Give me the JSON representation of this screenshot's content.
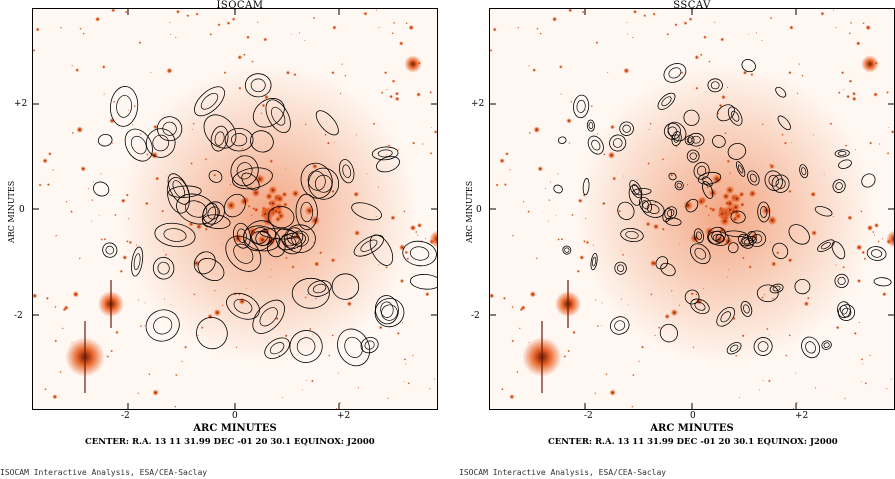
{
  "left_panel": {
    "title": "ISOCAM",
    "y_axis_label": "ARC MINUTES",
    "x_axis_label": "ARC MINUTES",
    "x_ticks": [
      "-2",
      "0",
      "+2"
    ],
    "y_ticks": [
      "+2",
      "0",
      "-2"
    ],
    "center_text": "CENTER: R.A. 13 11 31.99 DEC -01 20 30.1  EQUINOX: J2000",
    "footer": "ISOCAM Interactive Analysis, ESA/CEA-Saclay"
  },
  "right_panel": {
    "title": "SSCAV",
    "y_axis_label": "ARC MINUTES",
    "x_axis_label": "ARC MINUTES",
    "x_ticks": [
      "-2",
      "0",
      "+2"
    ],
    "y_ticks": [
      "+2",
      "0",
      "-2"
    ],
    "center_text": "CENTER: R.A. 13 11 31.99 DEC -01 20 30.1  EQUINOX: J2000",
    "footer": "ISOCAM Interactive Analysis, ESA/CEA-Saclay"
  },
  "colors": {
    "sky": "#fff8f2",
    "emission": "#e8642a",
    "core": "#6b1a05",
    "contour": "#000000"
  }
}
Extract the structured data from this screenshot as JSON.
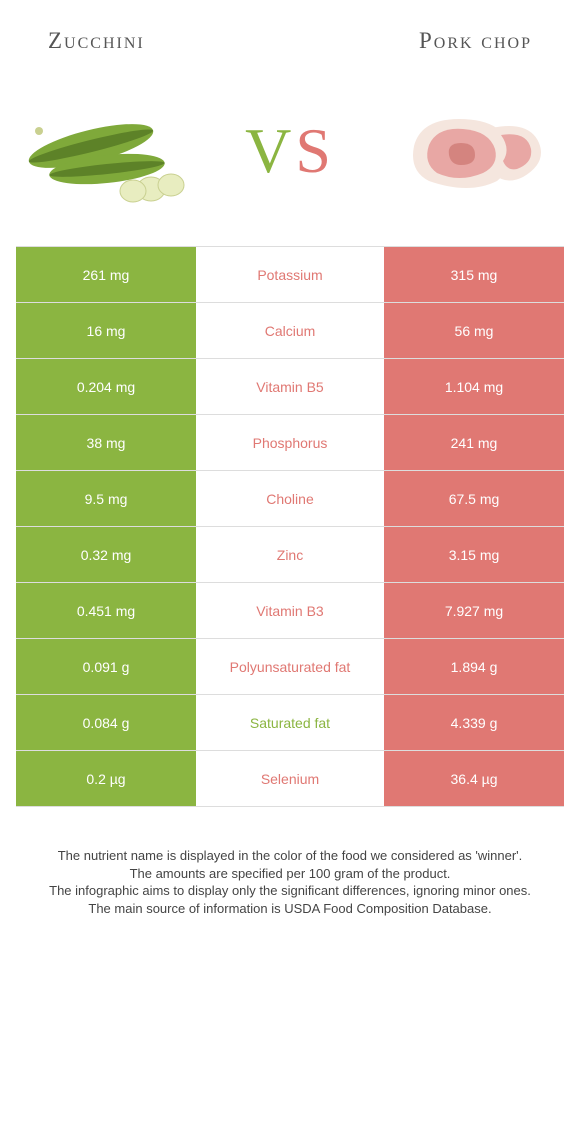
{
  "header": {
    "left_title": "Zucchini",
    "right_title": "Pork chop"
  },
  "vs": {
    "text_v": "V",
    "text_s": "S",
    "left_color": "#8bb541",
    "right_color": "#e07873"
  },
  "colors": {
    "left_cell": "#8bb541",
    "right_cell": "#e07873",
    "row_border": "#dddddd",
    "background": "#ffffff"
  },
  "rows": [
    {
      "left": "261 mg",
      "label": "Potassium",
      "right": "315 mg",
      "winner": "right"
    },
    {
      "left": "16 mg",
      "label": "Calcium",
      "right": "56 mg",
      "winner": "right"
    },
    {
      "left": "0.204 mg",
      "label": "Vitamin B5",
      "right": "1.104 mg",
      "winner": "right"
    },
    {
      "left": "38 mg",
      "label": "Phosphorus",
      "right": "241 mg",
      "winner": "right"
    },
    {
      "left": "9.5 mg",
      "label": "Choline",
      "right": "67.5 mg",
      "winner": "right"
    },
    {
      "left": "0.32 mg",
      "label": "Zinc",
      "right": "3.15 mg",
      "winner": "right"
    },
    {
      "left": "0.451 mg",
      "label": "Vitamin B3",
      "right": "7.927 mg",
      "winner": "right"
    },
    {
      "left": "0.091 g",
      "label": "Polyunsaturated fat",
      "right": "1.894 g",
      "winner": "right"
    },
    {
      "left": "0.084 g",
      "label": "Saturated fat",
      "right": "4.339 g",
      "winner": "left"
    },
    {
      "left": "0.2 µg",
      "label": "Selenium",
      "right": "36.4 µg",
      "winner": "right"
    }
  ],
  "footnotes": [
    "The nutrient name is displayed in the color of the food we considered as 'winner'.",
    "The amounts are specified per 100 gram of the product.",
    "The infographic aims to display only the significant differences, ignoring minor ones.",
    "The main source of information is USDA Food Composition Database."
  ]
}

• _The task_:
How many lines of the records contain the string "JSON"? Respond with the number alone.

• _Answer below_:
2